◆ DATASET RECORDS ◆
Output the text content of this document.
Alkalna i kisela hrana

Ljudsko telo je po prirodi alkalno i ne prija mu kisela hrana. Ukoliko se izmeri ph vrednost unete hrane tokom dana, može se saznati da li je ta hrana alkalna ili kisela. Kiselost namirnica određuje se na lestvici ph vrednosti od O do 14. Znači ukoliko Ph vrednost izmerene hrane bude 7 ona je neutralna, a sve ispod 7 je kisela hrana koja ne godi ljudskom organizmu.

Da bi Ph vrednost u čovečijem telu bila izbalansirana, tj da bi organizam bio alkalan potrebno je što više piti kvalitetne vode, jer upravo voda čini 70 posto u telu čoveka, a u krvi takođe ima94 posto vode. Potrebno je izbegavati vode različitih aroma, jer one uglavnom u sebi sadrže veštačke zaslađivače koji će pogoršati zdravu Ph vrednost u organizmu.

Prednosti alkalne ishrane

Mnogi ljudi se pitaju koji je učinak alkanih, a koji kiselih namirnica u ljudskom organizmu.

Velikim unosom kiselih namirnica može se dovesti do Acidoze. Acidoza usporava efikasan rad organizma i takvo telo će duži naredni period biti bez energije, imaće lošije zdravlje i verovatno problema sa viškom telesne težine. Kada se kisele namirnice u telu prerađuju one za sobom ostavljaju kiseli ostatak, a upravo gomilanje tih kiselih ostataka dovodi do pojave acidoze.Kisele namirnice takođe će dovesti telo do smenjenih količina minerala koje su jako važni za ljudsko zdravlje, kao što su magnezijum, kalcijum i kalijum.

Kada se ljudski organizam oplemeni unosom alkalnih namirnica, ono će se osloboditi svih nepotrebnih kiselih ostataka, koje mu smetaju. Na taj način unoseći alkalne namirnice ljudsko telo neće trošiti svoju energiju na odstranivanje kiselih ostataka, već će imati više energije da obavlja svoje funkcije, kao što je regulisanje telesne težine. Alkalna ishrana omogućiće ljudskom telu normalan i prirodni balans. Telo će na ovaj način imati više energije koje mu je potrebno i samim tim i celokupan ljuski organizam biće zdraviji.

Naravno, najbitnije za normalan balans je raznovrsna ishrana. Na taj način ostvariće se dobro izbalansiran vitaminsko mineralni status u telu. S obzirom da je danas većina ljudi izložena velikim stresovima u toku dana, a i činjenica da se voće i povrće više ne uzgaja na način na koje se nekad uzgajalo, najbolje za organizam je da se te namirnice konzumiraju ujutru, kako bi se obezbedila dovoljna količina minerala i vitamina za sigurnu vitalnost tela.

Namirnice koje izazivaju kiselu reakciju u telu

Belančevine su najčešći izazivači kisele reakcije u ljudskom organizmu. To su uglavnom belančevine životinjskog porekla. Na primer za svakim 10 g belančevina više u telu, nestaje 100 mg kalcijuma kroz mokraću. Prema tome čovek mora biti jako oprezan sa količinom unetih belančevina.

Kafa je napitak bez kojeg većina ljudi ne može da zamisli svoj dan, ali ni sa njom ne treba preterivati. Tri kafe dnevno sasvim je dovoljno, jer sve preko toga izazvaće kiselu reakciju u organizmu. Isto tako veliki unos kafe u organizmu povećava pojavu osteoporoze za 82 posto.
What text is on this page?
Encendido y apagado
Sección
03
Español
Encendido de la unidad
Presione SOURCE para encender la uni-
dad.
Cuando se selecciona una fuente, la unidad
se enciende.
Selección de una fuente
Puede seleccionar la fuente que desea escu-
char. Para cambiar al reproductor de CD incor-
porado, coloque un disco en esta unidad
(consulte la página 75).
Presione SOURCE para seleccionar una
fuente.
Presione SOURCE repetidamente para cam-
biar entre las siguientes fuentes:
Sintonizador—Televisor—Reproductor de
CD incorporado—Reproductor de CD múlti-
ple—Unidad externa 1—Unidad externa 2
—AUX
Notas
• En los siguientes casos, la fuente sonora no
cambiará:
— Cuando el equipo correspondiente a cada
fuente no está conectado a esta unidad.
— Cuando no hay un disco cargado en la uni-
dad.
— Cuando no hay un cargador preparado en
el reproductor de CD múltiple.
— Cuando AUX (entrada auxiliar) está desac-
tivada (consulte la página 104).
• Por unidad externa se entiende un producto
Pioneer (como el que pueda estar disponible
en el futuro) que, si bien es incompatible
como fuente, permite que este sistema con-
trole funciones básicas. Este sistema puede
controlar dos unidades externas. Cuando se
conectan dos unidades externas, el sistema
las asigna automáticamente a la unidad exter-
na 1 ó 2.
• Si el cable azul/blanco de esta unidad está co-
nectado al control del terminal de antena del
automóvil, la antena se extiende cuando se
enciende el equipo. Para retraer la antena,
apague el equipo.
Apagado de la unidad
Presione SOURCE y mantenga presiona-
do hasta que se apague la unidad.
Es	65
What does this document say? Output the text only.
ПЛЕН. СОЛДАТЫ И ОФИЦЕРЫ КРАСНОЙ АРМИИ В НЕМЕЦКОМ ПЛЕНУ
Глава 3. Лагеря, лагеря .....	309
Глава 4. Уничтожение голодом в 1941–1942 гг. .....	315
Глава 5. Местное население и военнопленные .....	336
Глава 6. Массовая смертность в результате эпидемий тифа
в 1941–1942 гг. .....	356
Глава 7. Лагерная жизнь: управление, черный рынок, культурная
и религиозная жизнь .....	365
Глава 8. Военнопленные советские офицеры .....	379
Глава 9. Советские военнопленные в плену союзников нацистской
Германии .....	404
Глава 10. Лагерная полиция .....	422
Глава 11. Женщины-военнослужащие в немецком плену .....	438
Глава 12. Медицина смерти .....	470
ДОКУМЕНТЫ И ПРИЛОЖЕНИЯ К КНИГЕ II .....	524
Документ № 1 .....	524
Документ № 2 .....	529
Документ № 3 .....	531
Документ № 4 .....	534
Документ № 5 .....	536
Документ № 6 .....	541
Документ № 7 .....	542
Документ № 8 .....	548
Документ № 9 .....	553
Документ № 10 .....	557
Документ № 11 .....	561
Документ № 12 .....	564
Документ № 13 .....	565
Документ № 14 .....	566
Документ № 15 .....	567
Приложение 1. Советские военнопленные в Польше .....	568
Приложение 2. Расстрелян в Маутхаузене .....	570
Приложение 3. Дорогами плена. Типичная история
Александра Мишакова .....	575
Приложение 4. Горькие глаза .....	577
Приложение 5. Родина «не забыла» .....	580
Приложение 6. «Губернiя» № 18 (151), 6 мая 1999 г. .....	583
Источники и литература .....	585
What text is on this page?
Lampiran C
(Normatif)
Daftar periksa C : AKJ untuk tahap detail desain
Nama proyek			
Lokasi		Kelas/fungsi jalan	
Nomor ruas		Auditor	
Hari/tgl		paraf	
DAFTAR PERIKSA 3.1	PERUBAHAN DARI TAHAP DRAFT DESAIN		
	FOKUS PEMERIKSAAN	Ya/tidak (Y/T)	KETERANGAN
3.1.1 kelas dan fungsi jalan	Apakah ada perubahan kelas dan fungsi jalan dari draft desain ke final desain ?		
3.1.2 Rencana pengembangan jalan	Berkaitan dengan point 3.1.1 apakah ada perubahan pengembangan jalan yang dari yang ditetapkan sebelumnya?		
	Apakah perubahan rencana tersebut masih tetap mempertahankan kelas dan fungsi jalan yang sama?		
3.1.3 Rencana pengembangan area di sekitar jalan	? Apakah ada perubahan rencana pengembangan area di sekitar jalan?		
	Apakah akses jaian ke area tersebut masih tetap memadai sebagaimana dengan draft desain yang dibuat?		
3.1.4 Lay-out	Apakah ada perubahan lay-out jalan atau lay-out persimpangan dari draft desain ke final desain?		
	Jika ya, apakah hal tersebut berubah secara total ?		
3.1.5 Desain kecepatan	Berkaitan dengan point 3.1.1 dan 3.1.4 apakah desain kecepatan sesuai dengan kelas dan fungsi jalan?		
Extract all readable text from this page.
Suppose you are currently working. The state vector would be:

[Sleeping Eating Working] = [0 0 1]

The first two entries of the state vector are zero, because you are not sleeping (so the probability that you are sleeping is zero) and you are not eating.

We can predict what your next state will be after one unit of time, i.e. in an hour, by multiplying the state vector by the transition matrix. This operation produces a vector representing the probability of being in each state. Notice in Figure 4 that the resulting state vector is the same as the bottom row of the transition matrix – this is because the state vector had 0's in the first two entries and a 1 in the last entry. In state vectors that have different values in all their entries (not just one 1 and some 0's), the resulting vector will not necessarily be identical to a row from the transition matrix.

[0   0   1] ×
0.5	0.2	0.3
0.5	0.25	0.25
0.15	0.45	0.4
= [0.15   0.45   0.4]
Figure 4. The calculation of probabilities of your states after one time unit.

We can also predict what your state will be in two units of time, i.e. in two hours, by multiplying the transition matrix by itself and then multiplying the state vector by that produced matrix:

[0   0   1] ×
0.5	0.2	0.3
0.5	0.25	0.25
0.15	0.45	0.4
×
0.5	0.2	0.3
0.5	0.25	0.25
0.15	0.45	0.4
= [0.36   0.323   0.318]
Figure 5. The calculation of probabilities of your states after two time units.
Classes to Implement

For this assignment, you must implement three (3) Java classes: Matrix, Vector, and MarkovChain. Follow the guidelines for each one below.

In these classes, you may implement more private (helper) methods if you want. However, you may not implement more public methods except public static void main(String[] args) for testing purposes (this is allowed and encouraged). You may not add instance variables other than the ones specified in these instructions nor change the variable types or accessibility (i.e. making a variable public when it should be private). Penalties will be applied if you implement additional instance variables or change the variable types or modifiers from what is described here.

◆ WHAT YOU SHOULD DO ◆
Pick every line with "probabilities" in it and copy it.

◆ SOLUTION FOR THIS TASK ◆
Figure 4. The calculation of probabilities of your states after one time unit.
Figure 5. The calculation of probabilities of your states after two time units.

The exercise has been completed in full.